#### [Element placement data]
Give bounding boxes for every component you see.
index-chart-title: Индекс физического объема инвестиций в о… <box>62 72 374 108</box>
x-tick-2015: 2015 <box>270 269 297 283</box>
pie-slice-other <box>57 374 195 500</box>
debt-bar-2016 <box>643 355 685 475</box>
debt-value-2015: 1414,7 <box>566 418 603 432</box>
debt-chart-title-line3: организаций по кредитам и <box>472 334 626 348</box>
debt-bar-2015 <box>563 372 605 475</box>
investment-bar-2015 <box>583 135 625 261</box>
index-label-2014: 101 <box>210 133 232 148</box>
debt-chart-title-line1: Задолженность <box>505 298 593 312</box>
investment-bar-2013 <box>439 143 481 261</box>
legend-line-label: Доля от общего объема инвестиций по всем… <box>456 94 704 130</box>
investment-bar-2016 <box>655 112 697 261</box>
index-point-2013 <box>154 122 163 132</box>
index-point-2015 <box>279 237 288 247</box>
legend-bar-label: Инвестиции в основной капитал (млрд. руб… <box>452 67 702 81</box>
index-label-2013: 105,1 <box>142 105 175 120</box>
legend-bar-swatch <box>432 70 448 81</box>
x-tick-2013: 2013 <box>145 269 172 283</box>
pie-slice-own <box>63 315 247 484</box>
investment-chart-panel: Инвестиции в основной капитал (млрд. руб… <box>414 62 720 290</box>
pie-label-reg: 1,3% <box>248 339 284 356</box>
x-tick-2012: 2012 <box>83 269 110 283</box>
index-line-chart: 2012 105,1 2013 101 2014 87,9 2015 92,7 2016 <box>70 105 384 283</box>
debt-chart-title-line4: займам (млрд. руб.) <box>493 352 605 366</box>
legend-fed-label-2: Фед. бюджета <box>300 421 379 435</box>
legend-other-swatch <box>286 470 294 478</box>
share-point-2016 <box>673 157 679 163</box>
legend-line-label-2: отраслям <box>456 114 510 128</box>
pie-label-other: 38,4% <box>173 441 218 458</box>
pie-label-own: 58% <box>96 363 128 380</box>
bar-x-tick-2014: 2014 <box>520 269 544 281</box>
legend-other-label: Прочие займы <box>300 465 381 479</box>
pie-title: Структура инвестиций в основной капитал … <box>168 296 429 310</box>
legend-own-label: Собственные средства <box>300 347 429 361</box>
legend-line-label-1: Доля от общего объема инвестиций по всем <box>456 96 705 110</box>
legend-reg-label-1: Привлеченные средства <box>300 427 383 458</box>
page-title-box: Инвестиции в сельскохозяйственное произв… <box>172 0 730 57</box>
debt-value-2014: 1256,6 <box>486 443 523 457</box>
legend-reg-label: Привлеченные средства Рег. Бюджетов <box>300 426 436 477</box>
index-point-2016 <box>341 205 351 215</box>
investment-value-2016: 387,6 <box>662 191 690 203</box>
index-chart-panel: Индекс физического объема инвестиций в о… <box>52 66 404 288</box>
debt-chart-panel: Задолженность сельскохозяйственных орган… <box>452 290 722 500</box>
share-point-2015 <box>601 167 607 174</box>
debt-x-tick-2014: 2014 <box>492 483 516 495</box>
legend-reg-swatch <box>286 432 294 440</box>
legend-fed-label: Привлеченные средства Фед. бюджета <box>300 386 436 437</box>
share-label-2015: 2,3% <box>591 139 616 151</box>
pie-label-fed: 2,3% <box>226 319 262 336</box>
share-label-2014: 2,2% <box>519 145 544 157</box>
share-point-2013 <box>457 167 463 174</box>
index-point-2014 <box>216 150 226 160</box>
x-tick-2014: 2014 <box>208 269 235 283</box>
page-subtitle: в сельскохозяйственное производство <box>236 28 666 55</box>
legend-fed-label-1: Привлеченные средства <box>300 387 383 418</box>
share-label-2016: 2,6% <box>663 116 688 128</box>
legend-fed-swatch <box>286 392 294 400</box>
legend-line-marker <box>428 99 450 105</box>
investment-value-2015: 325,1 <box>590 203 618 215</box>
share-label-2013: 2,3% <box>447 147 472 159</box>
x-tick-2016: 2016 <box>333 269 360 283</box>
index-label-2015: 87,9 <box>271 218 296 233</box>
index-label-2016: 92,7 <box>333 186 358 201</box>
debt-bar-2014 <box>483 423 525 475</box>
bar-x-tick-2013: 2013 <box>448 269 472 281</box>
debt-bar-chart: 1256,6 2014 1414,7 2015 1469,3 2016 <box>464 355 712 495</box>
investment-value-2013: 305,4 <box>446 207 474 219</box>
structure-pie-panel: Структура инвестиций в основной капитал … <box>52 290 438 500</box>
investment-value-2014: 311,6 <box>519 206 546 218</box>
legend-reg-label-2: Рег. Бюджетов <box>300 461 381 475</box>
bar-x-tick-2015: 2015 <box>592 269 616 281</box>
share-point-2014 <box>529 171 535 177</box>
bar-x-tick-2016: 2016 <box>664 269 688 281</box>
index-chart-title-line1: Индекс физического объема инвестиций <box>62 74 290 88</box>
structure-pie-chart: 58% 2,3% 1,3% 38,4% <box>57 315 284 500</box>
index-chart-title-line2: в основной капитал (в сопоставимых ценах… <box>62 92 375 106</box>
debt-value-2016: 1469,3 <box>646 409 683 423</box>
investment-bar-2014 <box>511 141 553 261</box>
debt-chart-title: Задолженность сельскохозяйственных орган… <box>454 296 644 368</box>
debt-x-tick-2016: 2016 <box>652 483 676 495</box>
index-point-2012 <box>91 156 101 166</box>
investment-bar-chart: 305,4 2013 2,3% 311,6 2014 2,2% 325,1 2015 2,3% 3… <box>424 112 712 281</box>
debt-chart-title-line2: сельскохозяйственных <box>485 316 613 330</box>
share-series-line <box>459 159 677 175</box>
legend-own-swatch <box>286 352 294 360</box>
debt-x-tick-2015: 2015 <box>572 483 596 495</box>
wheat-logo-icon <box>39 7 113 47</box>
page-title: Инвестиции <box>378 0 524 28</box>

#### [Exercise]
Duplicate all of the records, keeping every line identical.

#### [Written response]
Give bounding boxes for every component you see.
index-chart-title: Индекс физического объема инвестиций в о… <box>62 72 374 108</box>
x-tick-2015: 2015 <box>270 269 297 283</box>
pie-slice-other <box>57 374 195 500</box>
debt-bar-2016 <box>643 355 685 475</box>
debt-value-2015: 1414,7 <box>566 418 603 432</box>
debt-chart-title-line3: организаций по кредитам и <box>472 334 626 348</box>
debt-bar-2015 <box>563 372 605 475</box>
investment-bar-2015 <box>583 135 625 261</box>
index-label-2014: 101 <box>210 133 232 148</box>
debt-chart-title-line1: Задолженность <box>505 298 593 312</box>
investment-bar-2013 <box>439 143 481 261</box>
legend-line-label: Доля от общего объема инвестиций по всем… <box>456 94 704 130</box>
investment-bar-2016 <box>655 112 697 261</box>
index-point-2013 <box>154 122 163 132</box>
index-point-2015 <box>279 237 288 247</box>
legend-bar-label: Инвестиции в основной капитал (млрд. руб… <box>452 67 702 81</box>
index-label-2013: 105,1 <box>142 105 175 120</box>
legend-bar-swatch <box>432 70 448 81</box>
x-tick-2013: 2013 <box>145 269 172 283</box>
pie-slice-own <box>63 315 247 484</box>
investment-chart-panel: Инвестиции в основной капитал (млрд. руб… <box>414 62 720 290</box>
pie-label-reg: 1,3% <box>248 339 284 356</box>
x-tick-2012: 2012 <box>83 269 110 283</box>
index-line-chart: 2012 105,1 2013 101 2014 87,9 2015 92,7 2016 <box>70 105 384 283</box>
debt-chart-title-line4: займам (млрд. руб.) <box>493 352 605 366</box>
legend-fed-label-2: Фед. бюджета <box>300 421 379 435</box>
legend-other-swatch <box>286 470 294 478</box>
share-point-2016 <box>673 157 679 163</box>
legend-line-label-2: отраслям <box>456 114 510 128</box>
pie-label-other: 38,4% <box>173 441 218 458</box>
pie-label-own: 58% <box>96 363 128 380</box>
bar-x-tick-2014: 2014 <box>520 269 544 281</box>
legend-other-label: Прочие займы <box>300 465 381 479</box>
pie-title: Структура инвестиций в основной капитал … <box>168 296 429 310</box>
legend-own-label: Собственные средства <box>300 347 429 361</box>
legend-line-label-1: Доля от общего объема инвестиций по всем <box>456 96 705 110</box>
legend-reg-label-1: Привлеченные средства <box>300 427 383 458</box>
page-title-box: Инвестиции в сельскохозяйственное произв… <box>172 0 730 57</box>
debt-value-2014: 1256,6 <box>486 443 523 457</box>
legend-reg-label: Привлеченные средства Рег. Бюджетов <box>300 426 436 477</box>
index-point-2016 <box>341 205 351 215</box>
investment-value-2016: 387,6 <box>662 191 690 203</box>
index-chart-panel: Индекс физического объема инвестиций в о… <box>52 66 404 288</box>
debt-chart-panel: Задолженность сельскохозяйственных орган… <box>452 290 722 500</box>
share-point-2015 <box>601 167 607 174</box>
debt-x-tick-2014: 2014 <box>492 483 516 495</box>
legend-reg-swatch <box>286 432 294 440</box>
legend-fed-label: Привлеченные средства Фед. бюджета <box>300 386 436 437</box>
share-label-2015: 2,3% <box>591 139 616 151</box>
pie-label-fed: 2,3% <box>226 319 262 336</box>
share-label-2014: 2,2% <box>519 145 544 157</box>
share-point-2013 <box>457 167 463 174</box>
index-point-2014 <box>216 150 226 160</box>
x-tick-2014: 2014 <box>208 269 235 283</box>
page-subtitle: в сельскохозяйственное производство <box>236 28 666 55</box>
legend-fed-label-1: Привлеченные средства <box>300 387 383 418</box>
share-label-2016: 2,6% <box>663 116 688 128</box>
legend-fed-swatch <box>286 392 294 400</box>
legend-line-marker <box>428 99 450 105</box>
investment-value-2015: 325,1 <box>590 203 618 215</box>
share-label-2013: 2,3% <box>447 147 472 159</box>
x-tick-2016: 2016 <box>333 269 360 283</box>
index-label-2015: 87,9 <box>271 218 296 233</box>
index-label-2016: 92,7 <box>333 186 358 201</box>
debt-bar-2014 <box>483 423 525 475</box>
bar-x-tick-2013: 2013 <box>448 269 472 281</box>
debt-bar-chart: 1256,6 2014 1414,7 2015 1469,3 2016 <box>464 355 712 495</box>
investment-value-2013: 305,4 <box>446 207 474 219</box>
structure-pie-panel: Структура инвестиций в основной капитал … <box>52 290 438 500</box>
investment-value-2014: 311,6 <box>519 206 546 218</box>
legend-reg-label-2: Рег. Бюджетов <box>300 461 381 475</box>
bar-x-tick-2015: 2015 <box>592 269 616 281</box>
share-point-2014 <box>529 171 535 177</box>
bar-x-tick-2016: 2016 <box>664 269 688 281</box>
index-chart-title-line1: Индекс физического объема инвестиций <box>62 74 290 88</box>
structure-pie-chart: 58% 2,3% 1,3% 38,4% <box>57 315 284 500</box>
index-chart-title-line2: в основной капитал (в сопоставимых ценах… <box>62 92 375 106</box>
debt-value-2016: 1469,3 <box>646 409 683 423</box>
investment-bar-2014 <box>511 141 553 261</box>
debt-chart-title: Задолженность сельскохозяйственных орган… <box>454 296 644 368</box>
debt-x-tick-2016: 2016 <box>652 483 676 495</box>
index-point-2012 <box>91 156 101 166</box>
investment-bar-chart: 305,4 2013 2,3% 311,6 2014 2,2% 325,1 2015 2,3% 3… <box>424 112 712 281</box>
debt-chart-title-line2: сельскохозяйственных <box>485 316 613 330</box>
share-series-line <box>459 159 677 175</box>
legend-own-swatch <box>286 352 294 360</box>
debt-x-tick-2015: 2015 <box>572 483 596 495</box>
wheat-logo-icon <box>39 7 113 47</box>
page-title: Инвестиции <box>378 0 524 28</box>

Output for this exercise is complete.